(TEXTO SELECIONADO):
════════════════
Várias pessoas perguntaram sobre recursos de personalização, incluindo a possibilidade de mudar o tema, redimensionar ou mover a barra de menu e o lançador. Gould explicou que a cor de fundo, os ícones e as fontes usadas são herdadas do tema do GTK+ do usuário, e que seguem as escolhas personalizadas realizadas pelo usuário no que tange às configurações de acessibilidade, como cores de alto contraste ou fontes de tamanhos maiores. Os indicadores de aplicativos são ícones “simbólicos”, de uma cor só, mas a barra de menus tenta determinar se a cor de fundo é clara ou escura para escolher a cor mais apropriada ao ícone. O tamanho da barra de menus e dos lançadores não pode ser alterado na versão atual, segundo ele, mas já há um patch sendo desenvolvido para isso. Também há um patch sendo criado para permitir a movimentação do lançador para o lado direito da tela, um recurso solicitado por usuários de idiomas escritos da direita para a esquerda.

Outras pessoas perguntaram sobre a personalização de recursos de gerenciamento de janelas, como o comportamento de foco, o empilhamento de janelas e coisas do gênero. Gould explicou várias vezes que o Unity é um plugin para o Compiz, e que depende de recursos existentes no Compiz para esse tipo de coisa. Segundo ele, se você tiver um plugin para animar o fechamento de janelas usando chamas renderizadas via OpenGL, isso vai funcionar no Unity também. Por padrão, porém, a versão do Compiz do Ubuntu vai trazer apenas um conjunto básico de plugins do Compiz, sendo que os usuários podem instalar outros que interfiram com a forma como o Unity trabalha. Seguindo o mesmo princípio, o Unity não tem função própria para exibir miniaturas das janelas abertas, pois o Compiz já tem uma função para isso.

Foram feitas várias perguntas sobre como acessar aplicativos que não estejam posicionados no lançador. A apresentação de slides de Gould apresentou a função de pesquisa via Zeitgeist, que para muitas pessoas significava que não haveria função de navegação (quando na verdade há), e que a única maneira de se encontrar um aplicativo seria pesquisando por seu nome. Essa confusão poderia ter sido evitada se o botão “Aplicativos” estivesse em destaque no lançador durante a apresentação.
════════════════
(SEÇÃO DE DADOS):
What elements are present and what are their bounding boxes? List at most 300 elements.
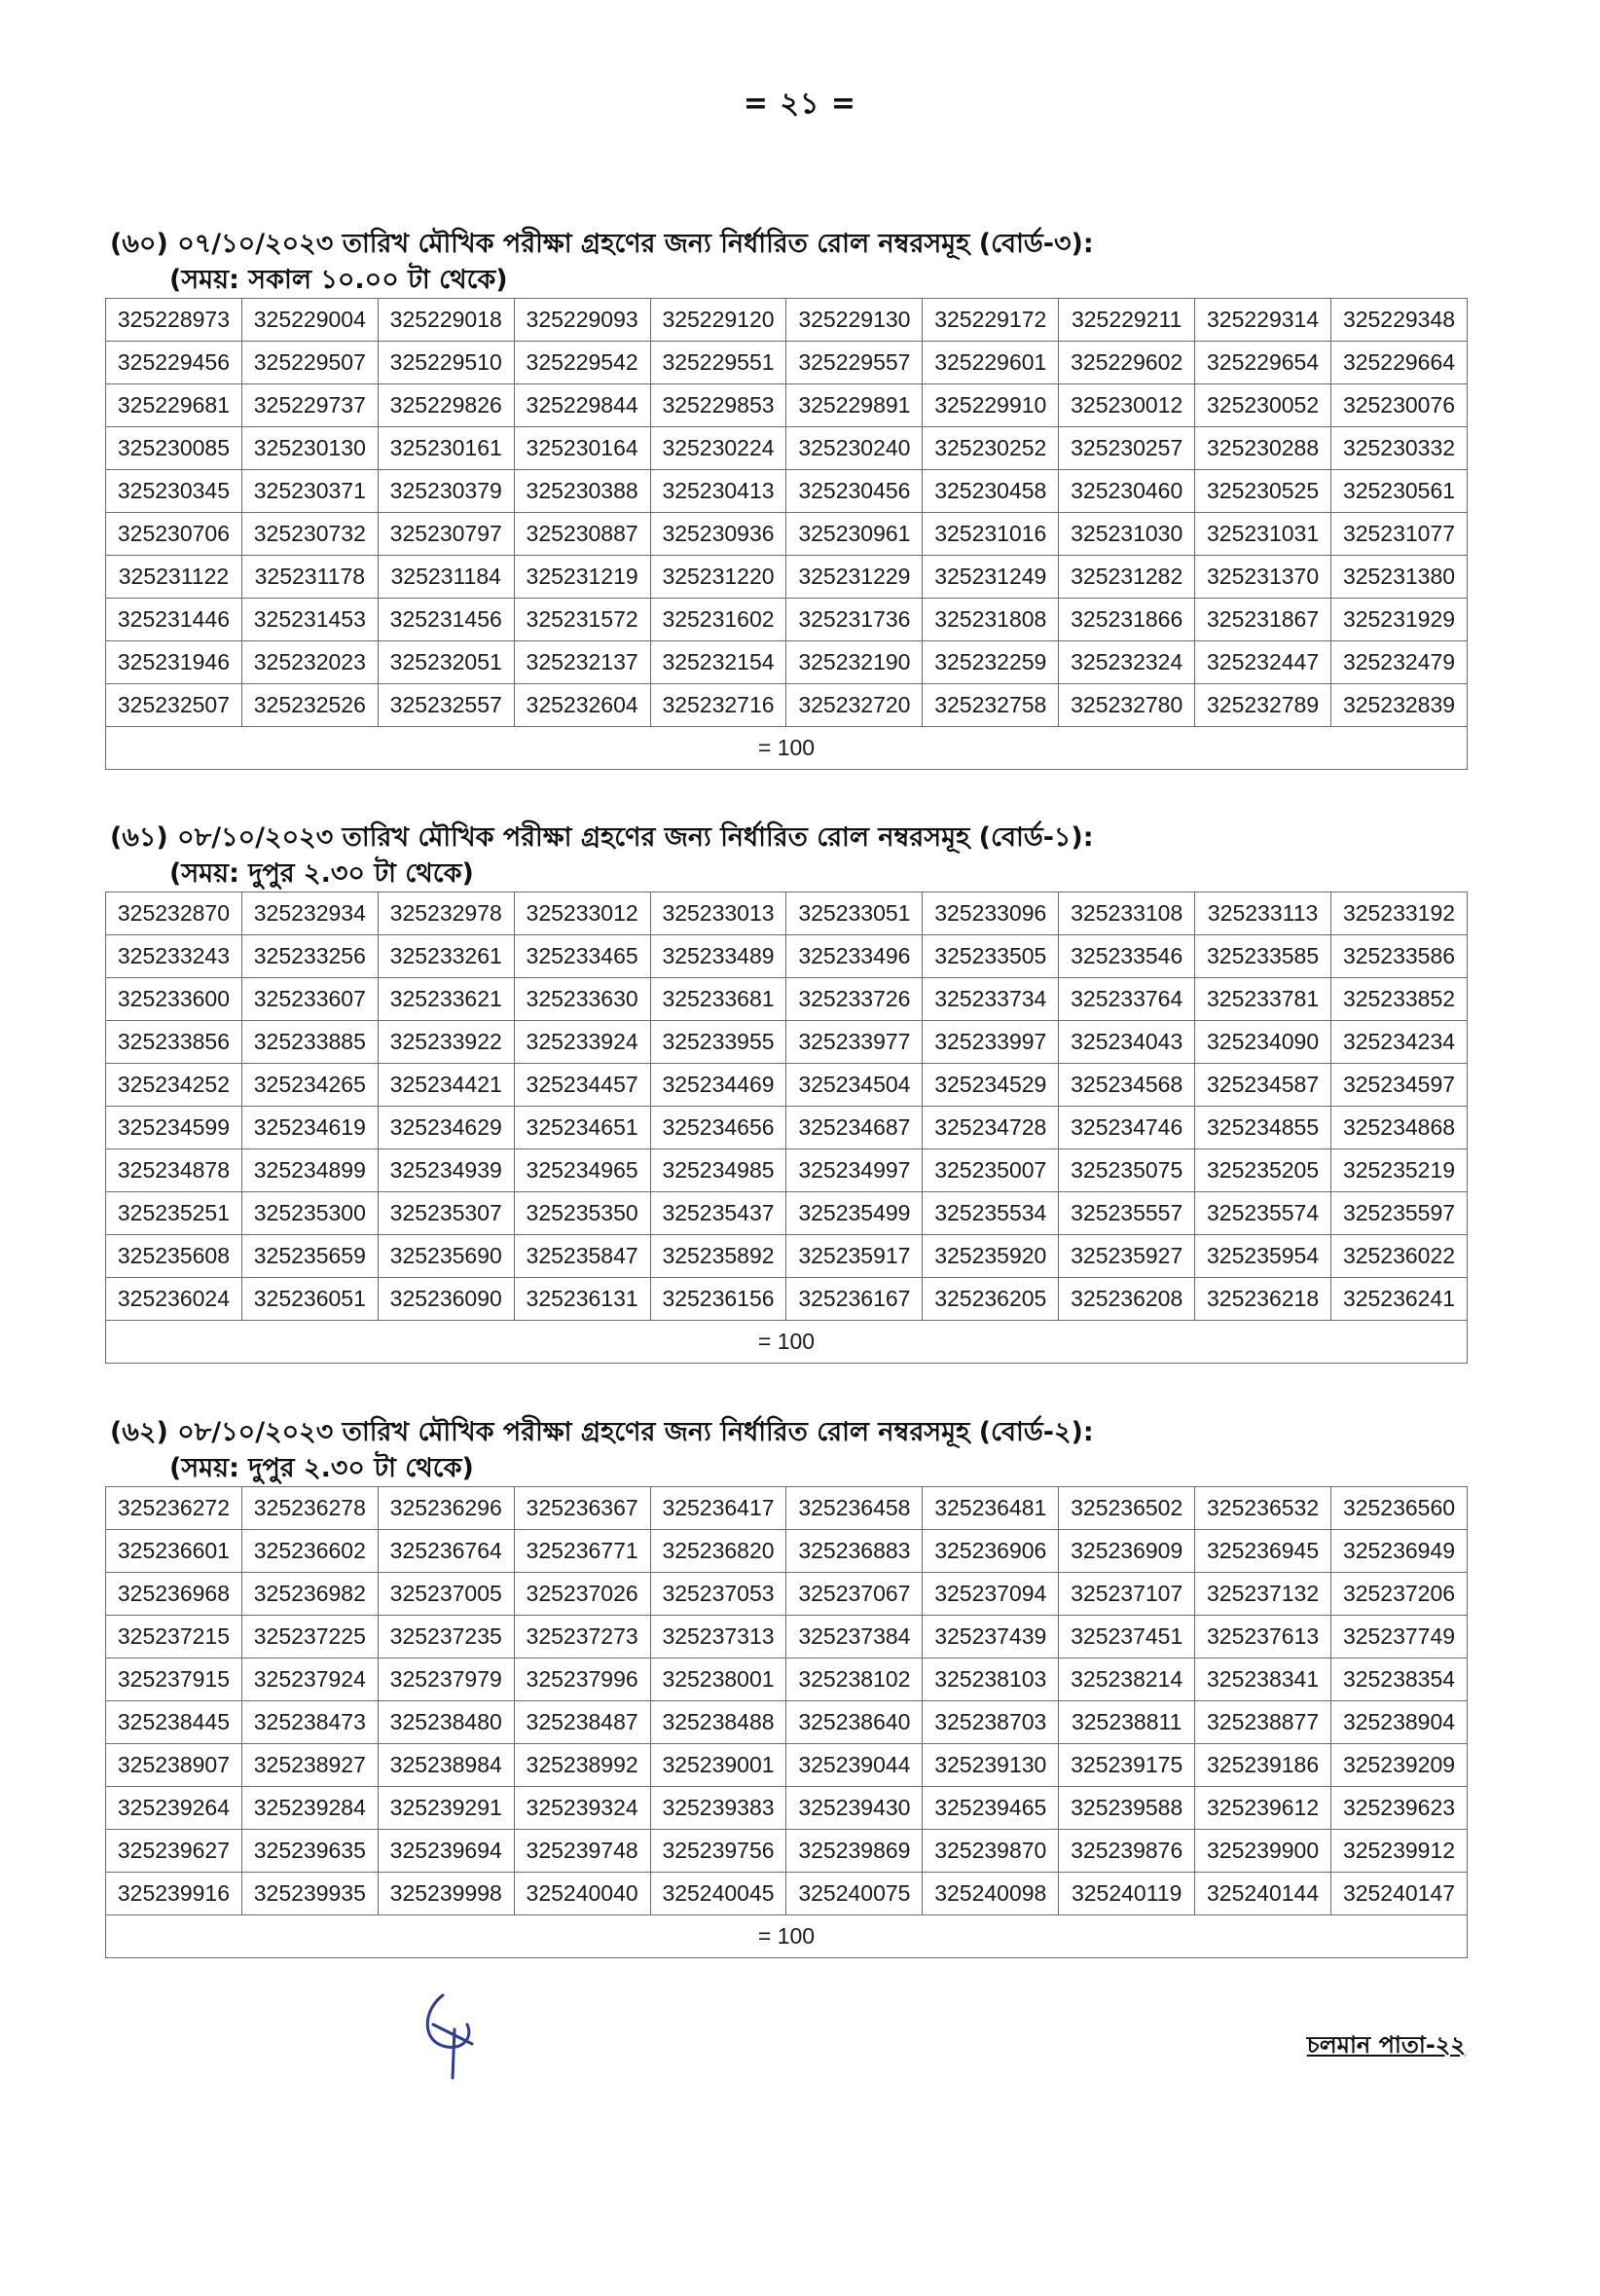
════════════════
(TAREFA PROPOSTA 1): Transcreva do texto sobre o Unity o trecho que começa em "Outras pessoas perguntaram" e segue até "função para isso.".
(TAREFA PROPOSTA 2): De acordo com o texto sobre o Unity, de onde vêm a cor de fundo, os ícones e as fontes usadas?
(TAREFA PROPOSTA 3): Dê continuidade ao texto sobre o Unity a partir do ponto em que ele termina.

(RESULTADO DA TAREFA 1):
Outras pessoas perguntaram sobre a personalização de recursos de gerenciamento de janelas, como o comportamento de foco, o empilhamento de janelas e coisas do gênero. Gould explicou várias vezes que o Unity é um plugin para o Compiz, e que depende de recursos existentes no Compiz para esse tipo de coisa. Segundo ele, se você tiver um plugin para animar o fechamento de janelas usando chamas renderizadas via OpenGL, isso vai funcionar no Unity também. Por padrão, porém, a versão do Compiz do Ubuntu vai trazer apenas um conjunto básico de plugins do Compiz, sendo que os usuários podem instalar outros que interfiram com a forma como o Unity trabalha. Seguindo o mesmo princípio, o Unity não tem função própria para exibir miniaturas das janelas abertas, pois o Compiz já tem uma função para isso.

(RESULTADO DA TAREFA 2): São herdados do tema do GTK+ do usuário.

(RESULTADO DA TAREFA 3):
Muita gente pensava que pesquisar por aplicativos pelo nome era mais lento do que usar o menu de aplicativos do GNOME 2, especialmente quando a pessoa já sabia onde estava o aplicativo. Uma pessoa disse que, historicamente, os “docks” como o lançador do Unity eram usados apenas para os favoritos, e perguntou se havia algum benefício na remoção do menu de aplicativos. Gould respondeu que o menu de aplicativos do GNOME 2.x tinha problemas com o uso de categorias genéricas demais, como “Internet”, e que nos testes, os usuários geralmente sabiam o nome do aplicativo que queriam usar, mas não sabiam onde esse aplicativo estava entre as categorias. Logo, apertar o botão de pesquisa e digitar o nome do aplicativo é mais rápido do que navegar por um menu de lançadores de aplicativos. Além disso, ele também acrescentou que o recurso de pesquisa retorna resultados baseados não apenas no nome dos aplicativos, mas na descrição longa presente em seus arquivos .desktop, tornando possível restringir uma consulta ainda mais do que seria possível apenas com o uso de categorias.

As perguntas sobre o fluxo de trabalho dos usuários já penderam mais para questões pessoais. Uma das presentes se mostrou preocupada com a falta de applets para o painel nos moldes dos que existem para o GNOME 2.x, já que prefere usá-los para acesso rápido a tarefas como tirar fotos. Gould respondeu que ela poderia adicionar o mesmo aplicativo ao lançador do Unity, e para maior comodidade, movê-lo para o fim da lista de botões, para longe dos lançadores de “favoritos” e mais próximo dos botões de espaço de trabalho e aplicativos.

Uma pessoa que instala Linux para recém-convertidos, perguntou como seria a atribuição de nomes alternativos para os aplicativos (como rotular o Abiword ou o OpenOffice Writer como “Word”), e outra perguntou sobre categorias de aplicativos personalizadas. Gould respondeu que não havia um recurso interno para fazer essas coisas, mas que como o recurso de pesquisa faz a indexação de arquivos .desktop, incluir nomes alternativos ou categorias adicionais no arquivo .desktopdaria o mesmo resultado.

Para concluir, muitos achavam que a versão 11.04 do Ubuntu, que trará o Unity, obrigaria os usuários a migrarem para ele. Gould disse que haverá uma opção na hora do login, e que os usuários podem usar os painéis no estilo do 2.x se preferirem.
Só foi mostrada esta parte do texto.